## Written request
Type out the data exactly as given. Skip any image.

## Information supplied
[Start]

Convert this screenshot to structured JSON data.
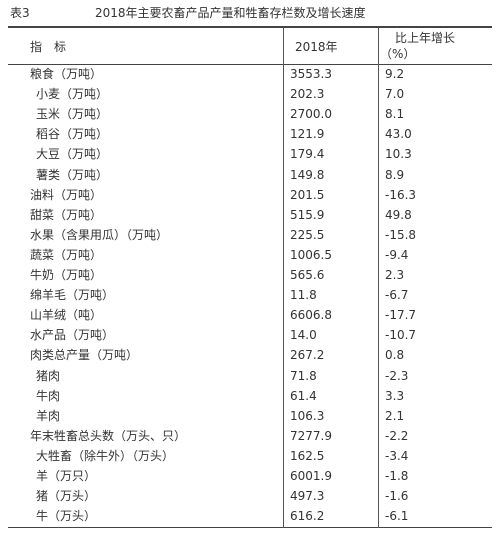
{
  "table_number": "表3",
  "title": "2018年主要农畜产品产量和牲畜存栏数及增长速度",
  "table": {
    "header": [
      "指　标",
      "2018年",
      [
        "比上年增长",
        "（%）"
      ]
    ],
    "rows": [
      [
        "粮食（万吨）",
        "3553.3",
        "9.2"
      ],
      [
        "小麦（万吨）",
        "202.3",
        "7.0"
      ],
      [
        "玉米（万吨）",
        "2700.0",
        "8.1"
      ],
      [
        "稻谷（万吨）",
        "121.9",
        "43.0"
      ],
      [
        "大豆（万吨）",
        "179.4",
        "10.3"
      ],
      [
        "薯类（万吨）",
        "149.8",
        "8.9"
      ],
      [
        "油料（万吨）",
        "201.5",
        "-16.3"
      ],
      [
        "甜菜（万吨）",
        "515.9",
        "49.8"
      ],
      [
        "水果（含果用瓜）（万吨）",
        "225.5",
        "-15.8"
      ],
      [
        "蔬菜（万吨）",
        "1006.5",
        "-9.4"
      ],
      [
        "牛奶（万吨）",
        "565.6",
        "2.3"
      ],
      [
        "绵羊毛（万吨）",
        "11.8",
        "-6.7"
      ],
      [
        "山羊绒（吨）",
        "6606.8",
        "-17.7"
      ],
      [
        "水产品（万吨）",
        "14.0",
        "-10.7"
      ],
      [
        "肉类总产量（万吨）",
        "267.2",
        "0.8"
      ],
      [
        "猪肉",
        "71.8",
        "-2.3"
      ],
      [
        "牛肉",
        "61.4",
        "3.3"
      ],
      [
        "羊肉",
        "106.3",
        "2.1"
      ],
      [
        "年末牲畜总头数（万头、只）",
        "7277.9",
        "-2.2"
      ],
      [
        "大牲畜（除牛外）（万头）",
        "162.5",
        "-3.4"
      ],
      [
        "羊（万只）",
        "6001.9",
        "-1.8"
      ],
      [
        "猪（万头）",
        "497.3",
        "-1.6"
      ],
      [
        "牛（万头）",
        "616.2",
        "-6.1"
      ]
    ]
  }
}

[End]

## Written answer
Convert this screenshot to structured JSON data.
{
  "table_number": "表3",
  "title": "2018年主要农畜产品产量和牲畜存栏数及增长速度",
  "table": {
    "header": [
      "指　标",
      "2018年",
      [
        "比上年增长",
        "（%）"
      ]
    ],
    "rows": [
      [
        "粮食（万吨）",
        "3553.3",
        "9.2"
      ],
      [
        "小麦（万吨）",
        "202.3",
        "7.0"
      ],
      [
        "玉米（万吨）",
        "2700.0",
        "8.1"
      ],
      [
        "稻谷（万吨）",
        "121.9",
        "43.0"
      ],
      [
        "大豆（万吨）",
        "179.4",
        "10.3"
      ],
      [
        "薯类（万吨）",
        "149.8",
        "8.9"
      ],
      [
        "油料（万吨）",
        "201.5",
        "-16.3"
      ],
      [
        "甜菜（万吨）",
        "515.9",
        "49.8"
      ],
      [
        "水果（含果用瓜）（万吨）",
        "225.5",
        "-15.8"
      ],
      [
        "蔬菜（万吨）",
        "1006.5",
        "-9.4"
      ],
      [
        "牛奶（万吨）",
        "565.6",
        "2.3"
      ],
      [
        "绵羊毛（万吨）",
        "11.8",
        "-6.7"
      ],
      [
        "山羊绒（吨）",
        "6606.8",
        "-17.7"
      ],
      [
        "水产品（万吨）",
        "14.0",
        "-10.7"
      ],
      [
        "肉类总产量（万吨）",
        "267.2",
        "0.8"
      ],
      [
        "猪肉",
        "71.8",
        "-2.3"
      ],
      [
        "牛肉",
        "61.4",
        "3.3"
      ],
      [
        "羊肉",
        "106.3",
        "2.1"
      ],
      [
        "年末牲畜总头数（万头、只）",
        "7277.9",
        "-2.2"
      ],
      [
        "大牲畜（除牛外）（万头）",
        "162.5",
        "-3.4"
      ],
      [
        "羊（万只）",
        "6001.9",
        "-1.8"
      ],
      [
        "猪（万头）",
        "497.3",
        "-1.6"
      ],
      [
        "牛（万头）",
        "616.2",
        "-6.1"
      ]
    ]
  }
}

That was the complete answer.